> [Problem requirements] Nothing may be dropped or altered: reproduce all the data.

> [Given entries]
---
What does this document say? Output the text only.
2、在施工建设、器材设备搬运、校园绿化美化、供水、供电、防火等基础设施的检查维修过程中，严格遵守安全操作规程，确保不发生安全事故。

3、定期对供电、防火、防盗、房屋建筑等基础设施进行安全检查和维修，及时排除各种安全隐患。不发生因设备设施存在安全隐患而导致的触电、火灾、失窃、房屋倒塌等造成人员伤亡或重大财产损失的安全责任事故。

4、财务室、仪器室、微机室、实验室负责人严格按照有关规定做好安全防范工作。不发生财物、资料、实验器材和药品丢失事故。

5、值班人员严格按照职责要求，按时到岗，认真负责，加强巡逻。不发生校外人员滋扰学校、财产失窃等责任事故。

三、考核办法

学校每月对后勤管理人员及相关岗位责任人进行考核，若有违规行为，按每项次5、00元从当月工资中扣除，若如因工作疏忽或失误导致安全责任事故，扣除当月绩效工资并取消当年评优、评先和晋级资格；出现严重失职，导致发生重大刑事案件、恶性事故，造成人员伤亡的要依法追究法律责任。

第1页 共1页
---
> [Solution for this problem]
What does this document say? Output the text only.
2、在施工建设、器材设备搬运、校园绿化美化、供水、供电、防火等基础设施的检查维修过程中，严格遵守安全操作规程，确保不发生安全事故。

3、定期对供电、防火、防盗、房屋建筑等基础设施进行安全检查和维修，及时排除各种安全隐患。不发生因设备设施存在安全隐患而导致的触电、火灾、失窃、房屋倒塌等造成人员伤亡或重大财产损失的安全责任事故。

4、财务室、仪器室、微机室、实验室负责人严格按照有关规定做好安全防范工作。不发生财物、资料、实验器材和药品丢失事故。

5、值班人员严格按照职责要求，按时到岗，认真负责，加强巡逻。不发生校外人员滋扰学校、财产失窃等责任事故。

三、考核办法

学校每月对后勤管理人员及相关岗位责任人进行考核，若有违规行为，按每项次5、00元从当月工资中扣除，若如因工作疏忽或失误导致安全责任事故，扣除当月绩效工资并取消当年评优、评先和晋级资格；出现严重失职，导致发生重大刑事案件、恶性事故，造成人员伤亡的要依法追究法律责任。

第1页 共1页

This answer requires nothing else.